* _JOB_: Read through the entries below and return each line with the word "Tipo".

* _SUPPLIED DATA_:
====================

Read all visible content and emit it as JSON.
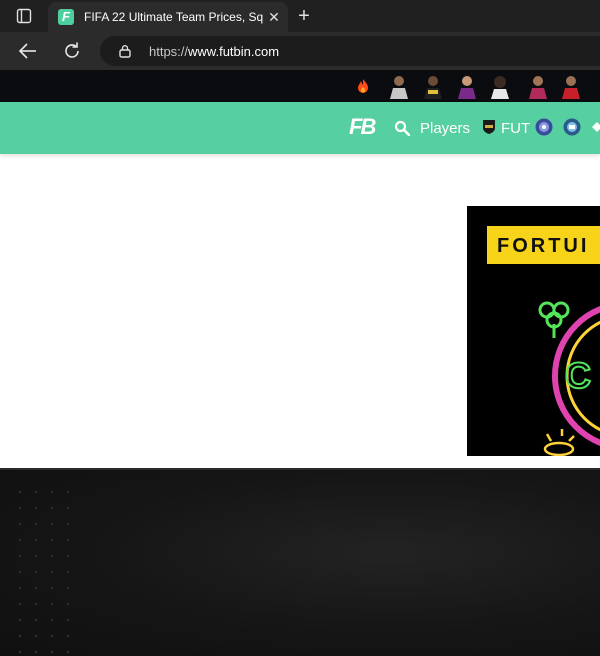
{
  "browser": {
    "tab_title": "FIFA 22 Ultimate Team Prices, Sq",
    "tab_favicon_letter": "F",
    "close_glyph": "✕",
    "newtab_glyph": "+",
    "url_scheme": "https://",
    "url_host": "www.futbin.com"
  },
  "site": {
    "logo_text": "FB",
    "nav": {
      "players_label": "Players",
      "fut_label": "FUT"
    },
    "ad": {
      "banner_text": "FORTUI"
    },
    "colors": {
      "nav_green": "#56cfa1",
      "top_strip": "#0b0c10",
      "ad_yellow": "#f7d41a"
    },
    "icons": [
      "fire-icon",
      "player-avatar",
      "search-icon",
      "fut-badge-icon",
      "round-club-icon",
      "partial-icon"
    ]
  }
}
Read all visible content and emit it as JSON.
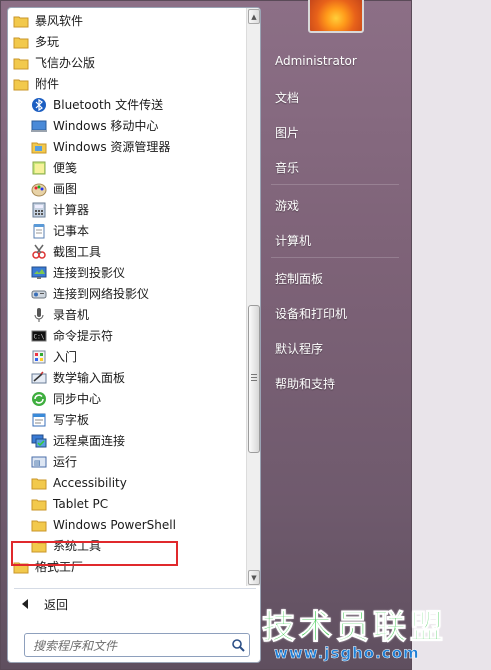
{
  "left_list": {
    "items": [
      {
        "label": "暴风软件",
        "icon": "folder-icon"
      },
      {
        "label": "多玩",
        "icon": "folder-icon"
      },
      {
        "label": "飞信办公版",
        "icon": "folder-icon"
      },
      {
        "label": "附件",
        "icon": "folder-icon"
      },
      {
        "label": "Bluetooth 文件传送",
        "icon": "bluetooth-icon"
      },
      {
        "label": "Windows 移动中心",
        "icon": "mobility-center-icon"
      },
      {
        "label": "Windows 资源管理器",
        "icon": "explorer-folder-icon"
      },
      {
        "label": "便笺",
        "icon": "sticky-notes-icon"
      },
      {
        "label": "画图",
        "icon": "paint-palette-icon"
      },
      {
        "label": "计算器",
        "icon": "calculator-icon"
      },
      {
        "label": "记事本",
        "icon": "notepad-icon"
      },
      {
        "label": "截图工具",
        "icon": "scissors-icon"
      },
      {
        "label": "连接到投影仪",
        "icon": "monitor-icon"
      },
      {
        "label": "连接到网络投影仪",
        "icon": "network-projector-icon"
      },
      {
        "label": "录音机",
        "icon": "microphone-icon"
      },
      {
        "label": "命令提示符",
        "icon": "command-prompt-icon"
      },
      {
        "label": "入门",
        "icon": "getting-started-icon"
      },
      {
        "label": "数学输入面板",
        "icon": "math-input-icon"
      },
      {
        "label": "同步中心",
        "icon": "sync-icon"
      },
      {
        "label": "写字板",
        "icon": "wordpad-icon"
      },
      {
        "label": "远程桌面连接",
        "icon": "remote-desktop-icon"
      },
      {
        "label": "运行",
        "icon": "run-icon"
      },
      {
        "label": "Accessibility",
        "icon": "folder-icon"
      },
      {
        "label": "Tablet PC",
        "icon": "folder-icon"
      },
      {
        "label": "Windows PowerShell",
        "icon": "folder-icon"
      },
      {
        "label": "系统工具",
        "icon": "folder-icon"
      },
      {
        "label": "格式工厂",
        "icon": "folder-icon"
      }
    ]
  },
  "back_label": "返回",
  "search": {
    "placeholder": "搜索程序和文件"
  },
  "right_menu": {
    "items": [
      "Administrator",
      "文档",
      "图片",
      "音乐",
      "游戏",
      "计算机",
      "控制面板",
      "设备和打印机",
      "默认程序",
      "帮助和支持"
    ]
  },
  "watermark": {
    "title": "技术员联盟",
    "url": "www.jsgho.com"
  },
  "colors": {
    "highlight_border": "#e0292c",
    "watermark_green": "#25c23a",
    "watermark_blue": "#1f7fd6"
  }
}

====================

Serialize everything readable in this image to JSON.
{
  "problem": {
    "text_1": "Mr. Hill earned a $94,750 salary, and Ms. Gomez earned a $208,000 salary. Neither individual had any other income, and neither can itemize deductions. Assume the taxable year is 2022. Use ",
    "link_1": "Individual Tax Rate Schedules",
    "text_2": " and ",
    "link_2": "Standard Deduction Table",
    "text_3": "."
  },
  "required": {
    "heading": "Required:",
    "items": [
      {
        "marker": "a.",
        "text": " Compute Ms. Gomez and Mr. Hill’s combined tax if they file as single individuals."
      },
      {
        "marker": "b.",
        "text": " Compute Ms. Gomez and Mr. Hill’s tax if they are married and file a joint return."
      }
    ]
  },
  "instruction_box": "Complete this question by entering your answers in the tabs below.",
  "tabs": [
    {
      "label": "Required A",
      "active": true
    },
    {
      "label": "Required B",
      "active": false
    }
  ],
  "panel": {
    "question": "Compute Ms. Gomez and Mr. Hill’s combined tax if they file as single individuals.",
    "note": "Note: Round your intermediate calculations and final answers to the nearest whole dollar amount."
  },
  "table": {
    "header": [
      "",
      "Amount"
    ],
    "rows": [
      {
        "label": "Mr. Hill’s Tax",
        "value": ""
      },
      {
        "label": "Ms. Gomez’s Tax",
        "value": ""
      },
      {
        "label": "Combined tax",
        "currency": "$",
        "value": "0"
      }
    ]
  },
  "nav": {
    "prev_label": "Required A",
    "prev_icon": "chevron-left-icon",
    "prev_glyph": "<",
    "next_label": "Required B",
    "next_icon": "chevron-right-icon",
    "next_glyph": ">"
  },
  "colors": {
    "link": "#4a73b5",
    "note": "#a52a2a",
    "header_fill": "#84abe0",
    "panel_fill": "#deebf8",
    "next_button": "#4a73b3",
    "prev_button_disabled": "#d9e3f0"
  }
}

====================

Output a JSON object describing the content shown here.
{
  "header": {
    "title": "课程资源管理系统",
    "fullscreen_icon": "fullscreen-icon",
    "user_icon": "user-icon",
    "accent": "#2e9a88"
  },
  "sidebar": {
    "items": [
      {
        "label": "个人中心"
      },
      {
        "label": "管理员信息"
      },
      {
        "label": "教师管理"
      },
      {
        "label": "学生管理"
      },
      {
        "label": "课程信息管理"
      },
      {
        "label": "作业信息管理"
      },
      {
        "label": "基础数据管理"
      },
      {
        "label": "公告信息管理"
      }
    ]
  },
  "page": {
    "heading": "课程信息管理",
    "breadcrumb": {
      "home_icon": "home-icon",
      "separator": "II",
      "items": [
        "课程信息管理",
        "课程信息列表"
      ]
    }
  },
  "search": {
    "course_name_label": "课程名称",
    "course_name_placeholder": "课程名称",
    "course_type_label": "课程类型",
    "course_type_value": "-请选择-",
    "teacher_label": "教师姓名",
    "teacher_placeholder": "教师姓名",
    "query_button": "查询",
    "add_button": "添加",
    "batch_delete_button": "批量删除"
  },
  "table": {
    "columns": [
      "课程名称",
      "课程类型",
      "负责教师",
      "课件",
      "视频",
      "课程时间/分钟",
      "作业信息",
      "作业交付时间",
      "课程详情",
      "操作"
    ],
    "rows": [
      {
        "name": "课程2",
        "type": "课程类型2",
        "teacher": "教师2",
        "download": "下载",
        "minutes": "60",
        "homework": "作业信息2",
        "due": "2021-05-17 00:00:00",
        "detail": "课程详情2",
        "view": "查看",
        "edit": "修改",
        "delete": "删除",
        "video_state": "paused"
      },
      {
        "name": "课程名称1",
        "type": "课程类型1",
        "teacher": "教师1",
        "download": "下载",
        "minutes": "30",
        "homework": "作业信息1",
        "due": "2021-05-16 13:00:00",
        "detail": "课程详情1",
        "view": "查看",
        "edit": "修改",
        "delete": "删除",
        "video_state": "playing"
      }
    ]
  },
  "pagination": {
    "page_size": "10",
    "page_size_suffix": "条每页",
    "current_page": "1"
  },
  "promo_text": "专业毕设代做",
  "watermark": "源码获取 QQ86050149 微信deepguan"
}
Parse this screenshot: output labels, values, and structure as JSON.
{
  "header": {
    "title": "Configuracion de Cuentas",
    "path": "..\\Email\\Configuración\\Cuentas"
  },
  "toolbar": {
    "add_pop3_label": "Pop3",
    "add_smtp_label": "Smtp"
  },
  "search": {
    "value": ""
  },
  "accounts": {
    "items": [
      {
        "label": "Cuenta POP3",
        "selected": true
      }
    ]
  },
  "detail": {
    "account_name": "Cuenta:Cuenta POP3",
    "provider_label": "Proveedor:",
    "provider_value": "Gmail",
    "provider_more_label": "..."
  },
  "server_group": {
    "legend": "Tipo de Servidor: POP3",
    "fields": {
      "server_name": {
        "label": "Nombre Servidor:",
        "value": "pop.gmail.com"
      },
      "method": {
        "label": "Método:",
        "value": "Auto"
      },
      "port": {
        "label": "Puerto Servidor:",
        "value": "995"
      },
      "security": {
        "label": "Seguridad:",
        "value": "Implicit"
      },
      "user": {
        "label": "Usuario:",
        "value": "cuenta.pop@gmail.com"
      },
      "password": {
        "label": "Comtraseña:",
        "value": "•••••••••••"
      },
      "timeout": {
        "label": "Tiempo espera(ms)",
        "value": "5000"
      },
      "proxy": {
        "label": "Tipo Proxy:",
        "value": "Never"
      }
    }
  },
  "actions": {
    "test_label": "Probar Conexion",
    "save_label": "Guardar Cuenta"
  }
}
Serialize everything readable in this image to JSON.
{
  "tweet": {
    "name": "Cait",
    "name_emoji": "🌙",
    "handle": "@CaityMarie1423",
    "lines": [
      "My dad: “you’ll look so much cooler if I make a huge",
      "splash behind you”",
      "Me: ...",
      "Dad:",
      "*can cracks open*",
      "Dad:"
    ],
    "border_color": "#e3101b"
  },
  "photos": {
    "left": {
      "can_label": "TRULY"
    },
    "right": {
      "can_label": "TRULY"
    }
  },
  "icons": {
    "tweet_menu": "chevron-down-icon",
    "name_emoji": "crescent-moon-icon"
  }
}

====================

* _OUTPUT OF THE EXERCISE_:
    "legend": "Tipo de Servidor: POP3",
        "label": "Tipo Proxy:",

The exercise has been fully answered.